<<<<

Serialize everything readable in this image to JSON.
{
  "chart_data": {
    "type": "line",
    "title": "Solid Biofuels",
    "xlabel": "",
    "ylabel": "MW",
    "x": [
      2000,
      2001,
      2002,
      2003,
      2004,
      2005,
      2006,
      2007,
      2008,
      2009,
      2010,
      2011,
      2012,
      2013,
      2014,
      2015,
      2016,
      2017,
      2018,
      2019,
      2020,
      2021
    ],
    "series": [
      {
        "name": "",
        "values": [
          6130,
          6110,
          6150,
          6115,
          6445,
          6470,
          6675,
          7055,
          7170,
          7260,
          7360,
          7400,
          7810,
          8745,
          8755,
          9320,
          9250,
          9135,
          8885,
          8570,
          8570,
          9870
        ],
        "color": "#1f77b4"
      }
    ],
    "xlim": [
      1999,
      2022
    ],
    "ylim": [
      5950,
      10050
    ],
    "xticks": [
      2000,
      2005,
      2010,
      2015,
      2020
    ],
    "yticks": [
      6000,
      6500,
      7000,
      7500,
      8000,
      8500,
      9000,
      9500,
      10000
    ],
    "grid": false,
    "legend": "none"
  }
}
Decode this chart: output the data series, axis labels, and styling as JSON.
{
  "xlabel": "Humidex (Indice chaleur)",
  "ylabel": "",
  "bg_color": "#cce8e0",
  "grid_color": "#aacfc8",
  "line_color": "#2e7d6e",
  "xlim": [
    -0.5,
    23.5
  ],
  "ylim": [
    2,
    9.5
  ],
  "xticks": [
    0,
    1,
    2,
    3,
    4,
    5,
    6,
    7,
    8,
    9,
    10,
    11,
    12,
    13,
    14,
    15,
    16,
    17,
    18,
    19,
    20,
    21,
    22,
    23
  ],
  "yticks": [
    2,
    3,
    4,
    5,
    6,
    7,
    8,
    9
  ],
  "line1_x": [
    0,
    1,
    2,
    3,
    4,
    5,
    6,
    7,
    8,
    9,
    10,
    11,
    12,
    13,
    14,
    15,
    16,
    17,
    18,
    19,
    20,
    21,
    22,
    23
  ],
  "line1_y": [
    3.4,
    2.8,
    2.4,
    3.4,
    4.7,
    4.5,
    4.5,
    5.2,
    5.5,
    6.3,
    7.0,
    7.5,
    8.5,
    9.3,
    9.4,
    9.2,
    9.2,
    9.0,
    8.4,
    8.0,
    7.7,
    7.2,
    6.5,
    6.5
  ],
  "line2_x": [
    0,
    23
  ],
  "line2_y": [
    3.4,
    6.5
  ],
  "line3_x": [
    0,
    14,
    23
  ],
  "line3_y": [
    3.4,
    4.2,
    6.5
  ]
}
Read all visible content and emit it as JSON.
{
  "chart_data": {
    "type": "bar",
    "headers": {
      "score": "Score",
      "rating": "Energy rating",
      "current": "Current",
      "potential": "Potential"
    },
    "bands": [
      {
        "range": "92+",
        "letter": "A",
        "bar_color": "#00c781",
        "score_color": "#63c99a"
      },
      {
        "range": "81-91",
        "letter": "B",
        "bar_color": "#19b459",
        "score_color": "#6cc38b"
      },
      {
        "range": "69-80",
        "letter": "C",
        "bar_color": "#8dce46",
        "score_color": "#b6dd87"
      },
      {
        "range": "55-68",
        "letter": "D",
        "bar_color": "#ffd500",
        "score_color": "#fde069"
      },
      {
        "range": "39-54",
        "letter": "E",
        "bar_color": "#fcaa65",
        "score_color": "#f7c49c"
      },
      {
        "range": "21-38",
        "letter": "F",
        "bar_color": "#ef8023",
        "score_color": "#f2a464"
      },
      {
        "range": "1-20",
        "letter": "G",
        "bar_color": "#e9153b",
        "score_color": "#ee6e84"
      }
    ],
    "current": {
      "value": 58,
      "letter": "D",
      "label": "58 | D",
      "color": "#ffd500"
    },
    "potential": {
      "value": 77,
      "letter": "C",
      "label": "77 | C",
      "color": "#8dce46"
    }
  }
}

>>>>

Retype all of the data shown above, word for word.

- ANSWER FOR THIS EXERCISE:
Serialize everything readable in this image to JSON.
{
  "chart_data": {
    "type": "line",
    "title": "Solid Biofuels",
    "xlabel": "",
    "ylabel": "MW",
    "x": [
      2000,
      2001,
      2002,
      2003,
      2004,
      2005,
      2006,
      2007,
      2008,
      2009,
      2010,
      2011,
      2012,
      2013,
      2014,
      2015,
      2016,
      2017,
      2018,
      2019,
      2020,
      2021
    ],
    "series": [
      {
        "name": "",
        "values": [
          6130,
          6110,
          6150,
          6115,
          6445,
          6470,
          6675,
          7055,
          7170,
          7260,
          7360,
          7400,
          7810,
          8745,
          8755,
          9320,
          9250,
          9135,
          8885,
          8570,
          8570,
          9870
        ],
        "color": "#1f77b4"
      }
    ],
    "xlim": [
      1999,
      2022
    ],
    "ylim": [
      5950,
      10050
    ],
    "xticks": [
      2000,
      2005,
      2010,
      2015,
      2020
    ],
    "yticks": [
      6000,
      6500,
      7000,
      7500,
      8000,
      8500,
      9000,
      9500,
      10000
    ],
    "grid": false,
    "legend": "none"
  }
}
Decode this chart: output the data series, axis labels, and styling as JSON.
{
  "xlabel": "Humidex (Indice chaleur)",
  "ylabel": "",
  "bg_color": "#cce8e0",
  "grid_color": "#aacfc8",
  "line_color": "#2e7d6e",
  "xlim": [
    -0.5,
    23.5
  ],
  "ylim": [
    2,
    9.5
  ],
  "xticks": [
    0,
    1,
    2,
    3,
    4,
    5,
    6,
    7,
    8,
    9,
    10,
    11,
    12,
    13,
    14,
    15,
    16,
    17,
    18,
    19,
    20,
    21,
    22,
    23
  ],
  "yticks": [
    2,
    3,
    4,
    5,
    6,
    7,
    8,
    9
  ],
  "line1_x": [
    0,
    1,
    2,
    3,
    4,
    5,
    6,
    7,
    8,
    9,
    10,
    11,
    12,
    13,
    14,
    15,
    16,
    17,
    18,
    19,
    20,
    21,
    22,
    23
  ],
  "line1_y": [
    3.4,
    2.8,
    2.4,
    3.4,
    4.7,
    4.5,
    4.5,
    5.2,
    5.5,
    6.3,
    7.0,
    7.5,
    8.5,
    9.3,
    9.4,
    9.2,
    9.2,
    9.0,
    8.4,
    8.0,
    7.7,
    7.2,
    6.5,
    6.5
  ],
  "line2_x": [
    0,
    23
  ],
  "line2_y": [
    3.4,
    6.5
  ],
  "line3_x": [
    0,
    14,
    23
  ],
  "line3_y": [
    3.4,
    4.2,
    6.5
  ]
}
Read all visible content and emit it as JSON.
{
  "chart_data": {
    "type": "bar",
    "headers": {
      "score": "Score",
      "rating": "Energy rating",
      "current": "Current",
      "potential": "Potential"
    },
    "bands": [
      {
        "range": "92+",
        "letter": "A",
        "bar_color": "#00c781",
        "score_color": "#63c99a"
      },
      {
        "range": "81-91",
        "letter": "B",
        "bar_color": "#19b459",
        "score_color": "#6cc38b"
      },
      {
        "range": "69-80",
        "letter": "C",
        "bar_color": "#8dce46",
        "score_color": "#b6dd87"
      },
      {
        "range": "55-68",
        "letter": "D",
        "bar_color": "#ffd500",
        "score_color": "#fde069"
      },
      {
        "range": "39-54",
        "letter": "E",
        "bar_color": "#fcaa65",
        "score_color": "#f7c49c"
      },
      {
        "range": "21-38",
        "letter": "F",
        "bar_color": "#ef8023",
        "score_color": "#f2a464"
      },
      {
        "range": "1-20",
        "letter": "G",
        "bar_color": "#e9153b",
        "score_color": "#ee6e84"
      }
    ],
    "current": {
      "value": 58,
      "letter": "D",
      "label": "58 | D",
      "color": "#ffd500"
    },
    "potential": {
      "value": 77,
      "letter": "C",
      "label": "77 | C",
      "color": "#8dce46"
    }
  }
}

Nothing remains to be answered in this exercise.